Instruction: An exact reproduction of the records is required, with all images left out.

## start Data shown

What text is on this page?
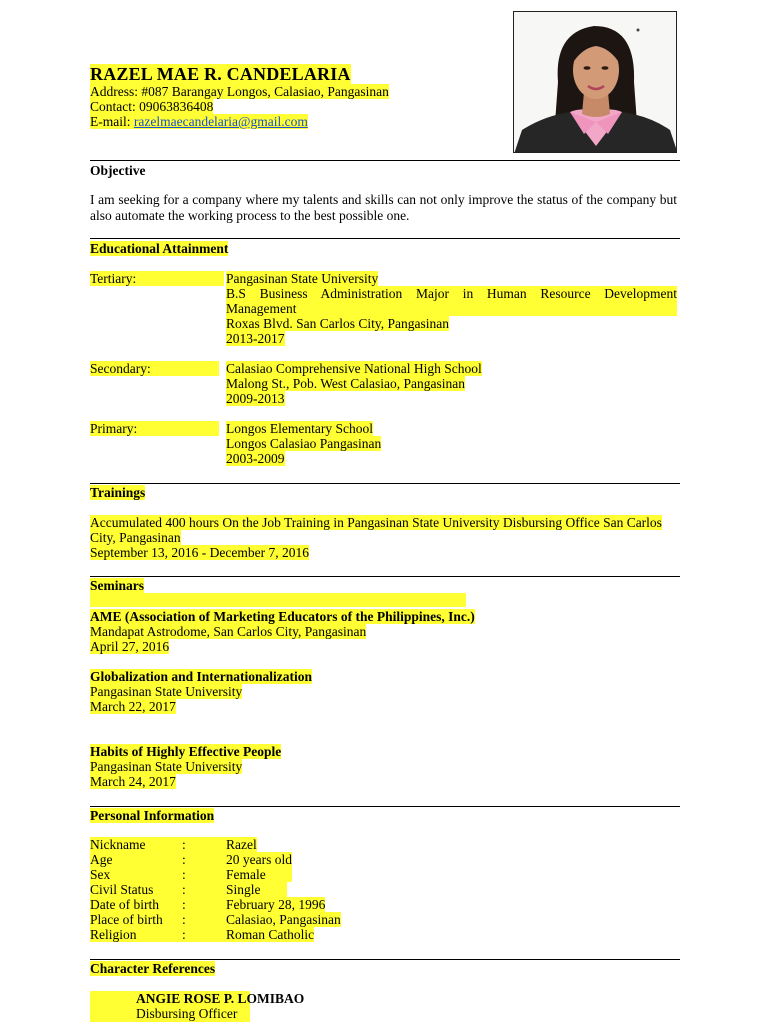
RAZEL MAE R. CANDELARIA
Address: #087 Barangay Longos, Calasiao, Pangasinan
Contact: 09063836408
E-mail: razelmaecandelaria@gmail.com
Objective
I am seeking for a company where my talents and skills can not only improve the status of the company but also automate the working process to the best possible one.
Educational Attainment
Tertiary:	Pangasinan State University
B.S Business Administration Major in Human Resource Development Management
Roxas Blvd. San Carlos City, Pangasinan
2013-2017
Secondary:	Calasiao Comprehensive National High School
Malong St., Pob. West Calasiao, Pangasinan
2009-2013
Primary:	Longos Elementary School
Longos Calasiao Pangasinan
2003-2009
Trainings
Accumulated 400 hours On the Job Training in Pangasinan State University Disbursing Office San Carlos City, Pangasinan
September 13, 2016 - December 7, 2016
Seminars
AME (Association of Marketing Educators of the Philippines, Inc.)
Mandapat Astrodome, San Carlos City, Pangasinan
April 27, 2016
Globalization and Internationalization
Pangasinan State University
March 22, 2017
Habits of Highly Effective People
Pangasinan State University
March 24, 2017
Personal Information
Nickname	:	Razel
Age	:	20 years old
Sex	:	Female
Civil Status	:	Single
Date of birth	:	February 28, 1996
Place of birth	:	Calasiao, Pangasinan
Religion	:	Roman Catholic
Character References
ANGIE ROSE P. LOMIBAO
Disbursing Officer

## end Data shown

Exercise output:
What text is on this page?
RAZEL MAE R. CANDELARIA
Address: #087 Barangay Longos, Calasiao, Pangasinan
Contact: 09063836408
E-mail: razelmaecandelaria@gmail.com
Objective
I am seeking for a company where my talents and skills can not only improve the status of the company but also automate the working process to the best possible one.
Educational Attainment
Tertiary:	Pangasinan State University
B.S Business Administration Major in Human Resource Development Management
Roxas Blvd. San Carlos City, Pangasinan
2013-2017
Secondary:	Calasiao Comprehensive National High School
Malong St., Pob. West Calasiao, Pangasinan
2009-2013
Primary:	Longos Elementary School
Longos Calasiao Pangasinan
2003-2009
Trainings
Accumulated 400 hours On the Job Training in Pangasinan State University Disbursing Office San Carlos City, Pangasinan
September 13, 2016 - December 7, 2016
Seminars
AME (Association of Marketing Educators of the Philippines, Inc.)
Mandapat Astrodome, San Carlos City, Pangasinan
April 27, 2016
Globalization and Internationalization
Pangasinan State University
March 22, 2017
Habits of Highly Effective People
Pangasinan State University
March 24, 2017
Personal Information
Nickname	:	Razel
Age	:	20 years old
Sex	:	Female
Civil Status	:	Single
Date of birth	:	February 28, 1996
Place of birth	:	Calasiao, Pangasinan
Religion	:	Roman Catholic
Character References
ANGIE ROSE P. LOMIBAO
Disbursing Officer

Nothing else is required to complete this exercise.